**Exercise**
Look through the records below, and copy out every line that holds the string "color".

Data extracted from a collection
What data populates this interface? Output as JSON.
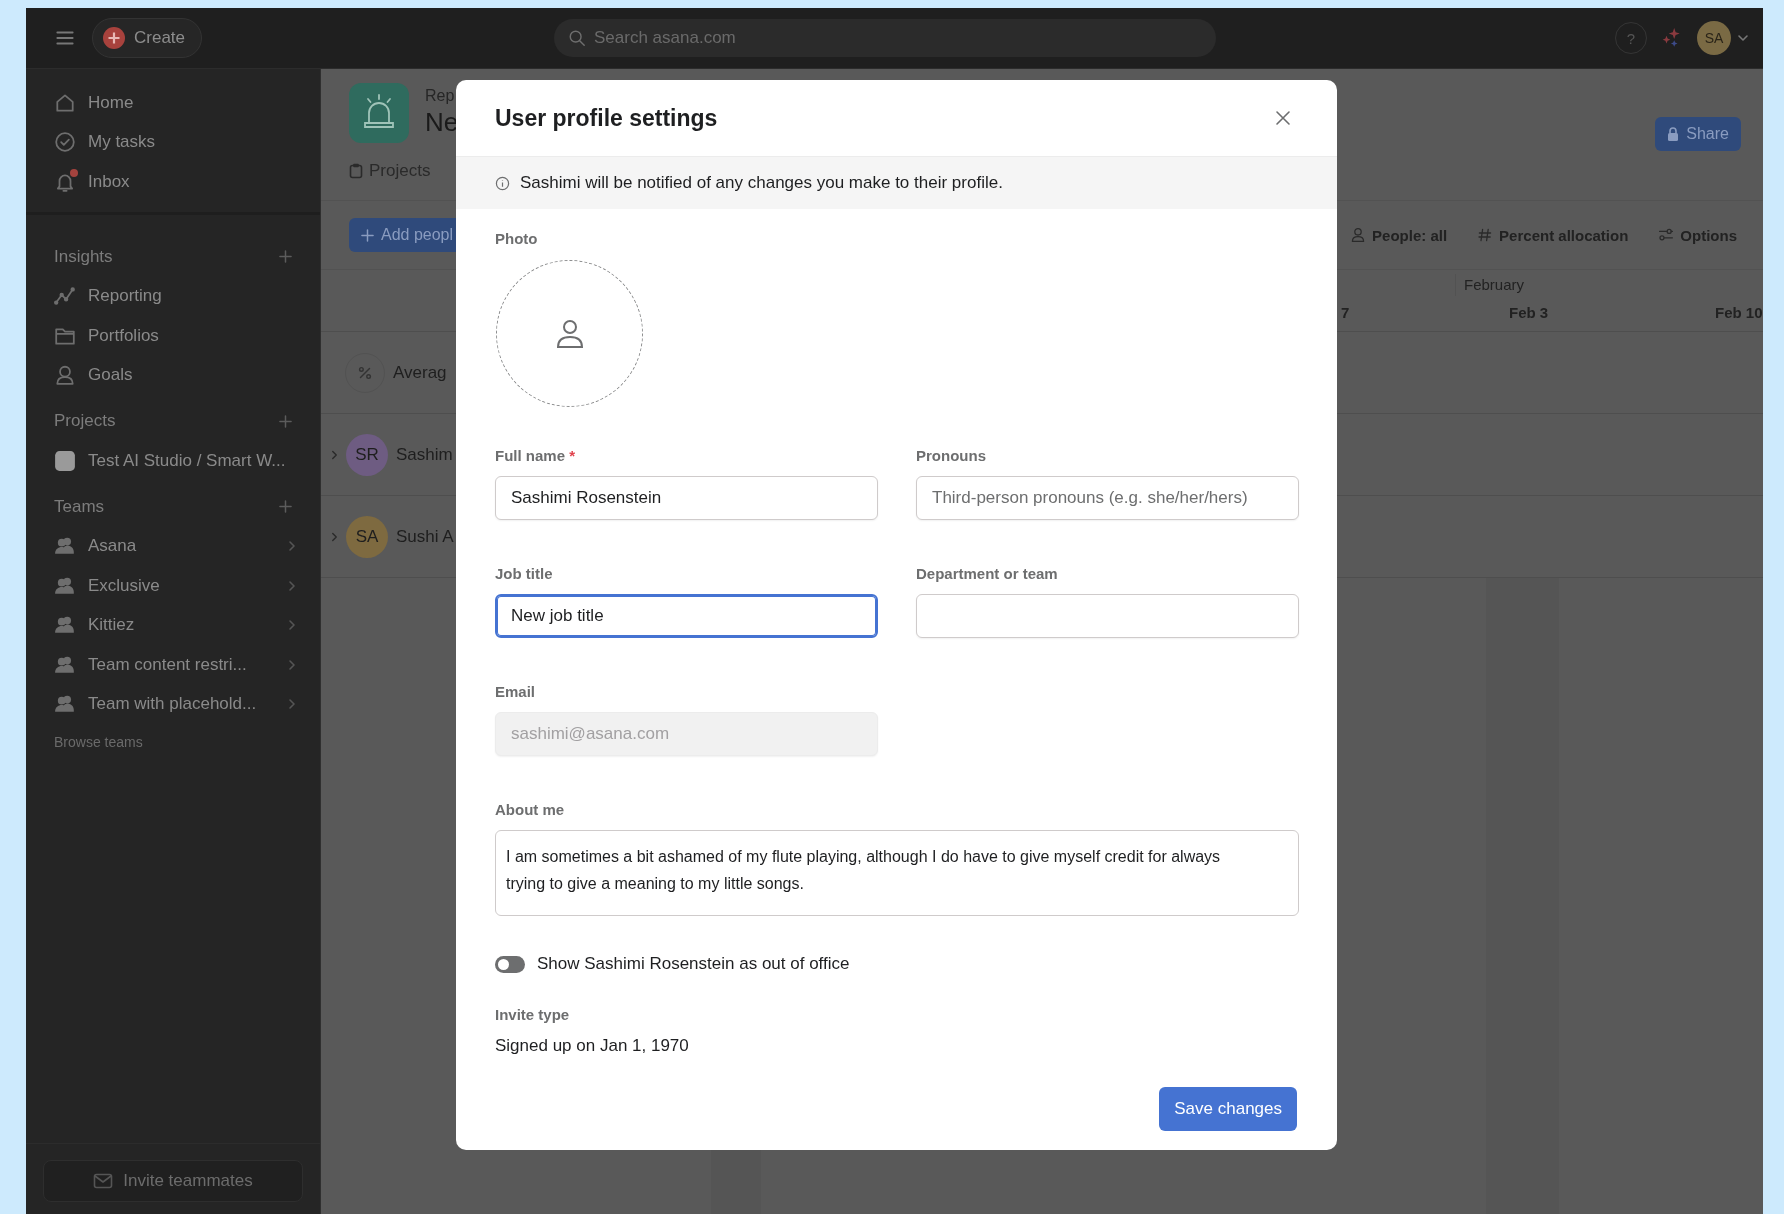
{
  "topbar": {
    "create_label": "Create",
    "search": {
      "placeholder": "Search asana.com"
    },
    "help_label": "?",
    "avatar": {
      "initials": "SA",
      "color": "#7a6a44"
    }
  },
  "sidebar": {
    "nav": [
      {
        "label": "Home",
        "kind": "home",
        "notification": false
      },
      {
        "label": "My tasks",
        "kind": "check",
        "notification": false
      },
      {
        "label": "Inbox",
        "kind": "bell",
        "notification": true
      }
    ],
    "sections": [
      {
        "title": "Insights",
        "items": [
          {
            "label": "Reporting",
            "kind": "chart"
          },
          {
            "label": "Portfolios",
            "kind": "folder"
          },
          {
            "label": "Goals",
            "kind": "goal"
          }
        ]
      },
      {
        "title": "Projects",
        "items": [
          {
            "label": "Test AI Studio / Smart W...",
            "kind": "square"
          }
        ]
      },
      {
        "title": "Teams",
        "items": [
          {
            "label": "Asana",
            "kind": "team"
          },
          {
            "label": "Exclusive",
            "kind": "team"
          },
          {
            "label": "Kittiez",
            "kind": "team"
          },
          {
            "label": "Team content restri...",
            "kind": "team"
          },
          {
            "label": "Team with placehold...",
            "kind": "team"
          }
        ],
        "link": "Browse teams"
      }
    ],
    "invite_button": "Invite teammates"
  },
  "page": {
    "header": {
      "eyebrow": "Rep",
      "title": "Ne",
      "tab": "Projects",
      "share_button": "Share"
    },
    "toolbar": {
      "add_button": "Add peopl",
      "filters": [
        {
          "label": "People: all",
          "kind": "person"
        },
        {
          "label": "Percent allocation",
          "kind": "hash"
        },
        {
          "label": "Options",
          "kind": "options"
        }
      ]
    },
    "timeline": {
      "month": "February",
      "dates": [
        "7",
        "Feb 3",
        "Feb 10"
      ]
    },
    "rows": [
      {
        "kind": "summary",
        "label": "Averag"
      },
      {
        "kind": "person",
        "initials": "SR",
        "label": "Sashim",
        "color": "#6e5c82"
      },
      {
        "kind": "person",
        "initials": "SA",
        "label": "Sushi A",
        "color": "#7e6a40"
      }
    ]
  },
  "dialog": {
    "title": "User profile settings",
    "notice": "Sashimi will be notified of any changes you make to their profile.",
    "photo_label": "Photo",
    "fields": [
      {
        "kind": "input",
        "label": "Full name",
        "required_mark": "*",
        "value": "Sashimi Rosenstein",
        "focused": false,
        "disabled": false
      },
      {
        "kind": "input",
        "label": "Pronouns",
        "placeholder": "Third-person pronouns (e.g. she/her/hers)",
        "focused": false,
        "disabled": false
      },
      {
        "kind": "input",
        "label": "Job title",
        "value": "New job title",
        "focused": true,
        "disabled": false
      },
      {
        "kind": "input",
        "label": "Department or team",
        "focused": false,
        "disabled": false
      },
      {
        "kind": "input",
        "label": "Email",
        "value": "sashimi@asana.com",
        "focused": false,
        "disabled": true
      },
      {
        "kind": "textarea",
        "label": "About me",
        "value": "I am sometimes a bit ashamed of my flute playing, although I do have to give myself credit for always trying to give a meaning to my little songs.",
        "focused": false,
        "disabled": false
      }
    ],
    "toggle": {
      "label": "Show Sashimi Rosenstein as out of office",
      "on": false
    },
    "invite": {
      "label": "Invite type",
      "value": "Signed up on Jan 1, 1970"
    },
    "save_button": "Save changes"
  }
}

**Exercise response**
      "color": "#7a6a44"
        "color": "#6e5c82"
        "color": "#7e6a40"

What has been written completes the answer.